From the listing below, select every line where the word "text" appears.
——————————
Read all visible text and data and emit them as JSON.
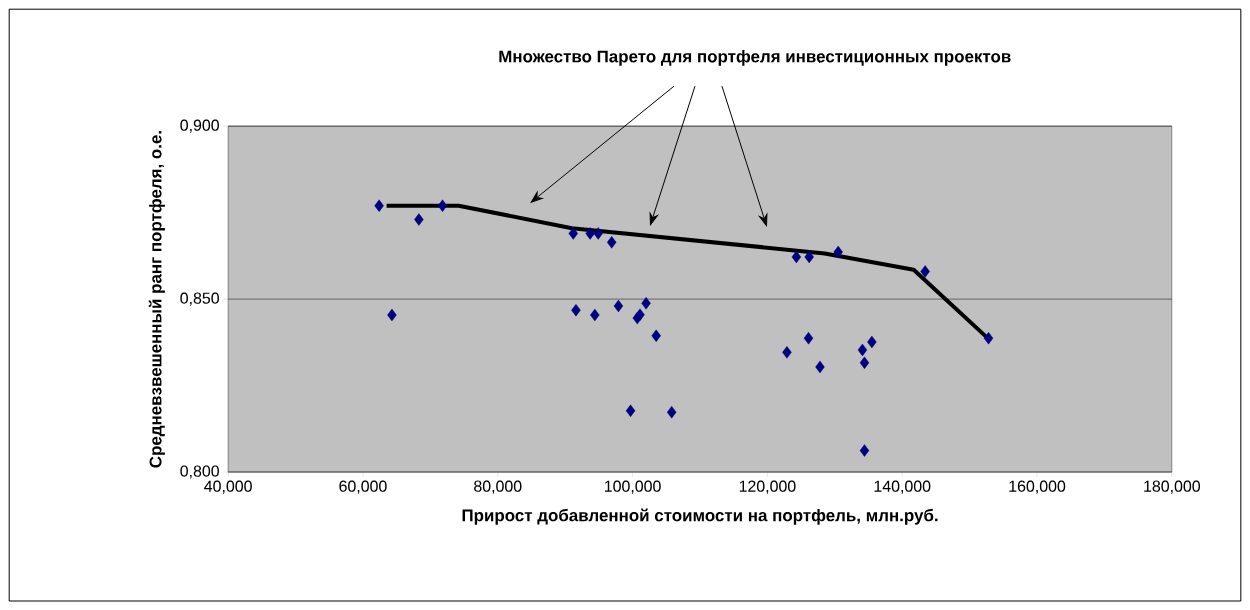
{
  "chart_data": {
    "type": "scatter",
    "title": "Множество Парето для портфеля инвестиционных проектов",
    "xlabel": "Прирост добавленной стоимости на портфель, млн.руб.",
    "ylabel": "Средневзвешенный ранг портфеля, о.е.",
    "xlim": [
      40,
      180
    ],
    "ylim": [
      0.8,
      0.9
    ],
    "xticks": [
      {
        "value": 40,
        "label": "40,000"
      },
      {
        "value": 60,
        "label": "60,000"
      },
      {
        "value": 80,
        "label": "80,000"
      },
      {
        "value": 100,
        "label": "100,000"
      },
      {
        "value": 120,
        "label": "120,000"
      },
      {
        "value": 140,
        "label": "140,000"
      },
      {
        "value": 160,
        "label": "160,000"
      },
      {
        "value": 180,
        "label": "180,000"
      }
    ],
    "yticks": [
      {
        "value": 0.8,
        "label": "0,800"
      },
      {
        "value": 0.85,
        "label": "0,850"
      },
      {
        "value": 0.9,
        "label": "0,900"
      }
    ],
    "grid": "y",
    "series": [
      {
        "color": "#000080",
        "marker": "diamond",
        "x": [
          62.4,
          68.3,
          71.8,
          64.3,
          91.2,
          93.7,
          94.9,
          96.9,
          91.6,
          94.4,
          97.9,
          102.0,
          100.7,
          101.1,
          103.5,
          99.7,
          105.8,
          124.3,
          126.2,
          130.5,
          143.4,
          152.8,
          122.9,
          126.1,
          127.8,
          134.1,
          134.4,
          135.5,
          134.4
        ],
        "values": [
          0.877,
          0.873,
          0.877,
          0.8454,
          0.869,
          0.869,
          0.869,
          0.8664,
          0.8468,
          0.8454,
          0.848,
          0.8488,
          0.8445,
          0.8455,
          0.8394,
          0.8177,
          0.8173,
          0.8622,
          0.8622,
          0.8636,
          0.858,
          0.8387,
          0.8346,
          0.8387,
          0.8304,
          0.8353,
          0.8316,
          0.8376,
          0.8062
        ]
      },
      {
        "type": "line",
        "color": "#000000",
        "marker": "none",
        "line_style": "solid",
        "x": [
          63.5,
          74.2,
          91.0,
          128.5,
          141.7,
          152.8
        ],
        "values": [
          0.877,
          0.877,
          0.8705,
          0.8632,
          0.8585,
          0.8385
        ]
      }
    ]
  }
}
——————————
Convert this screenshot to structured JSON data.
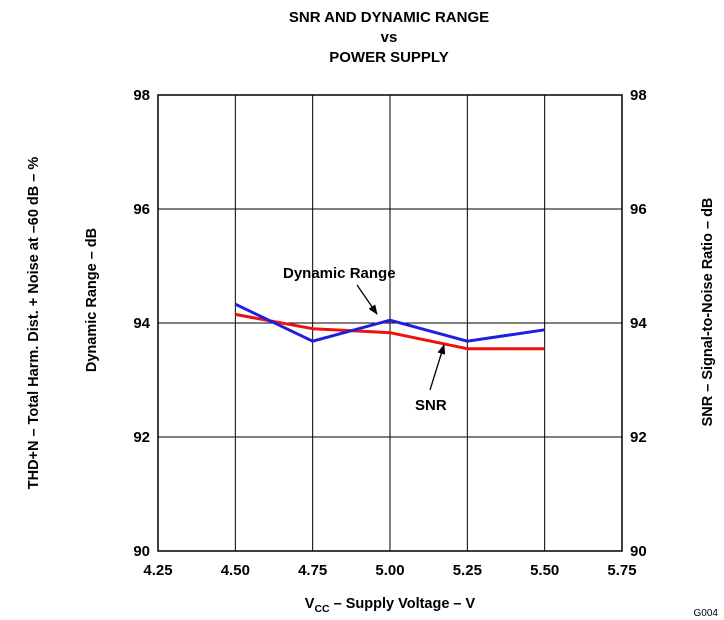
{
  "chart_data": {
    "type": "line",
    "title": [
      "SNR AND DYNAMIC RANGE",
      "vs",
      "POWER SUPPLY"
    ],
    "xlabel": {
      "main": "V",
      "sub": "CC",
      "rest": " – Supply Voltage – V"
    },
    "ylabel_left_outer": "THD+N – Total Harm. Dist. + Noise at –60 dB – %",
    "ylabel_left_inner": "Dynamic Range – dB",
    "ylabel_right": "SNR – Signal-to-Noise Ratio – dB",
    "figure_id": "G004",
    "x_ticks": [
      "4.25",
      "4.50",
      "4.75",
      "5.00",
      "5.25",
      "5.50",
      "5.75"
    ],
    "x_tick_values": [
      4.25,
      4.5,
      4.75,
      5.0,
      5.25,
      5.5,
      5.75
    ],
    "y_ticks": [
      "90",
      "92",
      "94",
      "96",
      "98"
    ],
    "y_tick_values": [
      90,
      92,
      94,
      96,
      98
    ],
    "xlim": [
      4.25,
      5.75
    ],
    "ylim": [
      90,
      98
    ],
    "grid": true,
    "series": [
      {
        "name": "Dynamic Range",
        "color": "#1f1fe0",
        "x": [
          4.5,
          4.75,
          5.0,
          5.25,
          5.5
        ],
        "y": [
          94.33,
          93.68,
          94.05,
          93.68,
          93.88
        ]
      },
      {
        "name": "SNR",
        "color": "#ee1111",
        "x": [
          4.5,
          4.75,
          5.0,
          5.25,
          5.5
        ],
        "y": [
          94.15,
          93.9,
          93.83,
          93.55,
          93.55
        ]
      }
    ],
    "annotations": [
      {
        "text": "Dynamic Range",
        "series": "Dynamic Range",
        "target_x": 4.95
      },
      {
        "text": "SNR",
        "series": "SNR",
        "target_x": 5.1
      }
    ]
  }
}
——————————
• [Final result]:
Read all visible text and data and emit them as JSON.
        "text": "Dynamic Range",
        "text": "SNR",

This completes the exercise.